- **Task inputs**

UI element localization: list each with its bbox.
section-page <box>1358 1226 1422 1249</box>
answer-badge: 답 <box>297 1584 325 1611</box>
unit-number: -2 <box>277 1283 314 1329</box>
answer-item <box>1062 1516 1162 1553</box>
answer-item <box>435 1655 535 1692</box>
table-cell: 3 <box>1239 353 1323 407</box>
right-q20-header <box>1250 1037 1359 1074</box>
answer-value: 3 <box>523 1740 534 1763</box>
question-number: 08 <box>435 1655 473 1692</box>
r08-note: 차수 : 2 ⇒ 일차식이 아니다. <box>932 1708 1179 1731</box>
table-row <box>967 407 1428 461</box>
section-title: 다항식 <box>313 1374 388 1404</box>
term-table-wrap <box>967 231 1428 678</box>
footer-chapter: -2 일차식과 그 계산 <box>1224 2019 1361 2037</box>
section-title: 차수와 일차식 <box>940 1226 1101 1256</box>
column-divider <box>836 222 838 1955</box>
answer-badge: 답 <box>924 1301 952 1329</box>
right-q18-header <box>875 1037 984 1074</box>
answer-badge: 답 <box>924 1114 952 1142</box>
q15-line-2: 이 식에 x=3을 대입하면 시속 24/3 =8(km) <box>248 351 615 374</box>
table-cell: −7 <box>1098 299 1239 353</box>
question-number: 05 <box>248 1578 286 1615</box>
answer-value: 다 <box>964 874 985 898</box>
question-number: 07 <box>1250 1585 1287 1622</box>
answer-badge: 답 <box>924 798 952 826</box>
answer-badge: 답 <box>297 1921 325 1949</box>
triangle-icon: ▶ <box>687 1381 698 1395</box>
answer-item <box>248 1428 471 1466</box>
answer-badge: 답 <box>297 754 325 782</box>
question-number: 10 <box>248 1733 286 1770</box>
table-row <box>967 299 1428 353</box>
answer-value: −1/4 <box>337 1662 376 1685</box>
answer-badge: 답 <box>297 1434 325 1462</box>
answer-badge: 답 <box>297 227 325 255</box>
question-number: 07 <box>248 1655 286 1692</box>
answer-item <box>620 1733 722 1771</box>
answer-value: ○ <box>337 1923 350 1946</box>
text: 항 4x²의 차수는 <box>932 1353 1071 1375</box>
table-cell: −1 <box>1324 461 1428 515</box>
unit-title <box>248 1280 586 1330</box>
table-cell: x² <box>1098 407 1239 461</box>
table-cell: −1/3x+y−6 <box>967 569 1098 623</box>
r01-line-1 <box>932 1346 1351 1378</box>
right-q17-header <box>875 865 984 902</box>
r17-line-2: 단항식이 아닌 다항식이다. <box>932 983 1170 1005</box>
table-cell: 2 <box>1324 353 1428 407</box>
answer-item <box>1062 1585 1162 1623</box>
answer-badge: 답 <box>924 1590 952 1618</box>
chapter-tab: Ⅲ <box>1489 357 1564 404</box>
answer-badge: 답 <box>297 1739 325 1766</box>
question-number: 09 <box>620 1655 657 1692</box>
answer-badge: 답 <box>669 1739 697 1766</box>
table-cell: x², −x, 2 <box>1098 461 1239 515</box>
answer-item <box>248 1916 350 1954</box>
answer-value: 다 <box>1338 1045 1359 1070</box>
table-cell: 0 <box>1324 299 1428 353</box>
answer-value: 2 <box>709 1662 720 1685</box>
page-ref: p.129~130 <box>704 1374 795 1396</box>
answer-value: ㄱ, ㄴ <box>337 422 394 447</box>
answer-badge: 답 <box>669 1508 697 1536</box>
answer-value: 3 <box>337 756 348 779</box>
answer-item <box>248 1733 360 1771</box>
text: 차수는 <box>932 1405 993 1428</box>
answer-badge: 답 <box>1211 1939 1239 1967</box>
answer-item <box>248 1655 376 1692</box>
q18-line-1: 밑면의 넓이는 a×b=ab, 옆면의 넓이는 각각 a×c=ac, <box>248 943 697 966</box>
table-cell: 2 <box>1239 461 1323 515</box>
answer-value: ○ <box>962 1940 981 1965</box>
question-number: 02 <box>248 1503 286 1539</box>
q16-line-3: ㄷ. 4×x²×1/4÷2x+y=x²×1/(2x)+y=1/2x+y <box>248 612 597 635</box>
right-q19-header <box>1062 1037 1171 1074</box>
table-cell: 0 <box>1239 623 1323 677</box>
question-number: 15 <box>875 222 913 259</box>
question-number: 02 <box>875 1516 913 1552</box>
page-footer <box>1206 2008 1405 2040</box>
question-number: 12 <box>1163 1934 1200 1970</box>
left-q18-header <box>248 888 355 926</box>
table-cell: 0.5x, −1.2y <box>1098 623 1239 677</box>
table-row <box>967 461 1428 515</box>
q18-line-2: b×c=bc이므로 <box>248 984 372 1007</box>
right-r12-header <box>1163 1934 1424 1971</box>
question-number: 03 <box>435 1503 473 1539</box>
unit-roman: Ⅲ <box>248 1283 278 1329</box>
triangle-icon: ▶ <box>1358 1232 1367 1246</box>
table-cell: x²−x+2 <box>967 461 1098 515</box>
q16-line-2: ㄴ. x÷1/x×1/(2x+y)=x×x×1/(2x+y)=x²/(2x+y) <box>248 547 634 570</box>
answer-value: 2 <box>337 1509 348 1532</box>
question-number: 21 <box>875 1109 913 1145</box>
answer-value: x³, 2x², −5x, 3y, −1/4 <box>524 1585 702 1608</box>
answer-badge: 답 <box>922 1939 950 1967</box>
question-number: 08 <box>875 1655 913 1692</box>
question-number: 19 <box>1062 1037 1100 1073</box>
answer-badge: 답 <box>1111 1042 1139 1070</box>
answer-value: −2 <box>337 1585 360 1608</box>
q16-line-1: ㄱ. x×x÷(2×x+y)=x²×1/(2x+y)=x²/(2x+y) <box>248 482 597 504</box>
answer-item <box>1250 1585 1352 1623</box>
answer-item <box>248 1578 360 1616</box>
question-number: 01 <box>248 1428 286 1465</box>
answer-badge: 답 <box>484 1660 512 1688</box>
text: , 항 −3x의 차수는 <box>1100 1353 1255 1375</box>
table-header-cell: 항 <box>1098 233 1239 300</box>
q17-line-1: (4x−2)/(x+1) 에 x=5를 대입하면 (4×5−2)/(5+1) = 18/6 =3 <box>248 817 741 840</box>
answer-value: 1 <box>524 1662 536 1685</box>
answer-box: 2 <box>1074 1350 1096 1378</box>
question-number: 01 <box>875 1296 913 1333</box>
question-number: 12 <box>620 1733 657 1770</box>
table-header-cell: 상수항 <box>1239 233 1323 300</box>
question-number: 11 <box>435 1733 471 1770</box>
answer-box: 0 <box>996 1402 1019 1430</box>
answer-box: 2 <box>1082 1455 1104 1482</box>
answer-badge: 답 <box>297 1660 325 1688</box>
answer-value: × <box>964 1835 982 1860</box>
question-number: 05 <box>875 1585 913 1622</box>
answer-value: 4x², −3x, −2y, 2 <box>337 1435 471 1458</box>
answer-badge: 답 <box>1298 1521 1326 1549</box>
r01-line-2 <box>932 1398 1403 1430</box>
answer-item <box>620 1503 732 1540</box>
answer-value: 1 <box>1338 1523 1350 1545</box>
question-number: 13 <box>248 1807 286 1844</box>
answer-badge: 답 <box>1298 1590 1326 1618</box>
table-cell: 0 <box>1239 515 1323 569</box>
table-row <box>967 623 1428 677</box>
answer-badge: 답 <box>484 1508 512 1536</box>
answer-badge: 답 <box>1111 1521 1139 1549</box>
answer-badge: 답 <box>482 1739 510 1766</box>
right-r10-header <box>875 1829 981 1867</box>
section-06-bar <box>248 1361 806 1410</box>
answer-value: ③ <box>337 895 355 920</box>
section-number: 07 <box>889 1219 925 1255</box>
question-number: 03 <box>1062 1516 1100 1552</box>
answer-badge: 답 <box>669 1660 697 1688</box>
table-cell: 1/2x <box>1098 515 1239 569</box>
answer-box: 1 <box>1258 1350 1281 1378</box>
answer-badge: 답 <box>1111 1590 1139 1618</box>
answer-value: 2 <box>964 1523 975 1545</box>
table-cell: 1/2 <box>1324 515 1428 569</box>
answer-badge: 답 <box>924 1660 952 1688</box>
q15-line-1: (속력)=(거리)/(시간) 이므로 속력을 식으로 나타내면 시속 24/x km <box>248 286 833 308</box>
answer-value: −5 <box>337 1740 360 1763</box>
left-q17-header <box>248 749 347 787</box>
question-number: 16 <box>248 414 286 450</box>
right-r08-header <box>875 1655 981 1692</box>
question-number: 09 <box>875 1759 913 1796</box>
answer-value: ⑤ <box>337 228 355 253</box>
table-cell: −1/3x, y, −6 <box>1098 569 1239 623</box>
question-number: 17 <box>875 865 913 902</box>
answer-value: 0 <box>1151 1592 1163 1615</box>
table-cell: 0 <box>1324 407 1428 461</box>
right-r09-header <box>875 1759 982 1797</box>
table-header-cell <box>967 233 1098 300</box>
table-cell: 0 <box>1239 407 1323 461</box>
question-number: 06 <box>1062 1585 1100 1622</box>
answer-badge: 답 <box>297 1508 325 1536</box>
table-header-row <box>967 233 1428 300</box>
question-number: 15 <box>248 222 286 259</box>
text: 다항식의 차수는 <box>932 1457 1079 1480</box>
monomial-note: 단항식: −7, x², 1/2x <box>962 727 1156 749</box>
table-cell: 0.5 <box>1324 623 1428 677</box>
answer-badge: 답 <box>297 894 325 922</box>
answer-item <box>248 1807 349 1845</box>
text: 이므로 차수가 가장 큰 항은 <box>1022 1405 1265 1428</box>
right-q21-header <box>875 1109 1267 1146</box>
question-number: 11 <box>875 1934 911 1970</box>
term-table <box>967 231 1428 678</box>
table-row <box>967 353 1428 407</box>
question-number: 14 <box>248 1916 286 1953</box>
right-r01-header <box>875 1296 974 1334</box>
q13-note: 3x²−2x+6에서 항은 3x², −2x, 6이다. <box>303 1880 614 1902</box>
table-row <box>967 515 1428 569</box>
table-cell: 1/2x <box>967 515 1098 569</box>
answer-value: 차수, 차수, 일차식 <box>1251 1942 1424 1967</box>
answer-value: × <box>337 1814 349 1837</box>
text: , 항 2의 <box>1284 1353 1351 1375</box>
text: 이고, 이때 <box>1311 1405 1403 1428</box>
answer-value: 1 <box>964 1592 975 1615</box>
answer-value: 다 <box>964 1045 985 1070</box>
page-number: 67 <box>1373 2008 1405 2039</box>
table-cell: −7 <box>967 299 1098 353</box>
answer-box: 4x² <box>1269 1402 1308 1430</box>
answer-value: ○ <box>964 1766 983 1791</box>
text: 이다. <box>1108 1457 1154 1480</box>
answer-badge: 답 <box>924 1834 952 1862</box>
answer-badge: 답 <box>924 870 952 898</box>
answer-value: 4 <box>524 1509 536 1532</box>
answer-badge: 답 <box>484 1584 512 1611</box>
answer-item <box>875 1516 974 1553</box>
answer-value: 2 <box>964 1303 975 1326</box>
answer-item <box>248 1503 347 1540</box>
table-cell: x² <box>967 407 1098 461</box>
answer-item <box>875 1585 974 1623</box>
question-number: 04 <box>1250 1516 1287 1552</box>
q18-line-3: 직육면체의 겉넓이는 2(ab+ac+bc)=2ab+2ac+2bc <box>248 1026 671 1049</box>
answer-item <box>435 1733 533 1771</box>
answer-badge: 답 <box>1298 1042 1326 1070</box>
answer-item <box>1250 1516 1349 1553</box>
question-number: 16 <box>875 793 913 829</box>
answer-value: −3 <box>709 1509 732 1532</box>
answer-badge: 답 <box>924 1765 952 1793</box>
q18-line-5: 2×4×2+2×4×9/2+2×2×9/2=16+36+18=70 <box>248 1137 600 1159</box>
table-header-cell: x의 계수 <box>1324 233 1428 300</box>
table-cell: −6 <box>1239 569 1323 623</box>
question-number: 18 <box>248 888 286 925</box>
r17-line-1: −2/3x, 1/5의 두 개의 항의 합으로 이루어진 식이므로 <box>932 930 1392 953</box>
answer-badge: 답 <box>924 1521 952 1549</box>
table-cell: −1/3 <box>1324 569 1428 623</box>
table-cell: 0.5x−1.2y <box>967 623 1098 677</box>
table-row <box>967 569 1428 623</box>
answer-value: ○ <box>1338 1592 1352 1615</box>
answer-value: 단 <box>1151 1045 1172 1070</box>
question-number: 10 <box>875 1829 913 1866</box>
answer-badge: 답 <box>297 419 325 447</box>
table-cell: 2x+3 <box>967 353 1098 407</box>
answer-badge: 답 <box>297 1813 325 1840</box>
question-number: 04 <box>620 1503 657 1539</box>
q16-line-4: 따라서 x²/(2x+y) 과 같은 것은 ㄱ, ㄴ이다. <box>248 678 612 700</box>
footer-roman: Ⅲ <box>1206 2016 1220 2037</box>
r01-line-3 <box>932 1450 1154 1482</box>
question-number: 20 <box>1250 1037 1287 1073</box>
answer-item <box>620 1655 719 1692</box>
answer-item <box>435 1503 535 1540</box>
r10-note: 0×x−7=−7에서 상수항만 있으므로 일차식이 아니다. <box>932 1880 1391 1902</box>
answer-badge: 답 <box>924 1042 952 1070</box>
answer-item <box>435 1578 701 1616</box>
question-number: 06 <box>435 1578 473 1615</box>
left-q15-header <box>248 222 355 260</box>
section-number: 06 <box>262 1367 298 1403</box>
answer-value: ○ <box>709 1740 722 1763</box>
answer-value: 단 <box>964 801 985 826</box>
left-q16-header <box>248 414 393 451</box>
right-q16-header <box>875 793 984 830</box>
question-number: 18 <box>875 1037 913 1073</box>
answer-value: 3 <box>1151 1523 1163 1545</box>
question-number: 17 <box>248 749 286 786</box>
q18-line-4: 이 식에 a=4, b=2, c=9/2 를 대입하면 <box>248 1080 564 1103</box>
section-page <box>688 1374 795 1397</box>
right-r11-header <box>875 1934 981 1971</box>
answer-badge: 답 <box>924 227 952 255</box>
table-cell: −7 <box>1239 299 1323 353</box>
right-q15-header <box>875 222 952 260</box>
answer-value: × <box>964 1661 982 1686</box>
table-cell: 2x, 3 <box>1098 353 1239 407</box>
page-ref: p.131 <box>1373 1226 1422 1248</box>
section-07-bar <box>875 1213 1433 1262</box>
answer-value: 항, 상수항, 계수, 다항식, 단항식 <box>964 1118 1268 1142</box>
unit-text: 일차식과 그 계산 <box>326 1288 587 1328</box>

- **What you should do**
Rewrite the lines from the first one through the one containing "answer-item <box>435 1655 535 1692</box>", changing "answer-badge" to "answer-mark" and leaving everything else untouched.

- **Problem solution**
UI element localization: list each with its bbox.
section-page <box>1358 1226 1422 1249</box>
answer-mark: 답 <box>297 1584 325 1611</box>
unit-number: -2 <box>277 1283 314 1329</box>
answer-item <box>1062 1516 1162 1553</box>
answer-item <box>435 1655 535 1692</box>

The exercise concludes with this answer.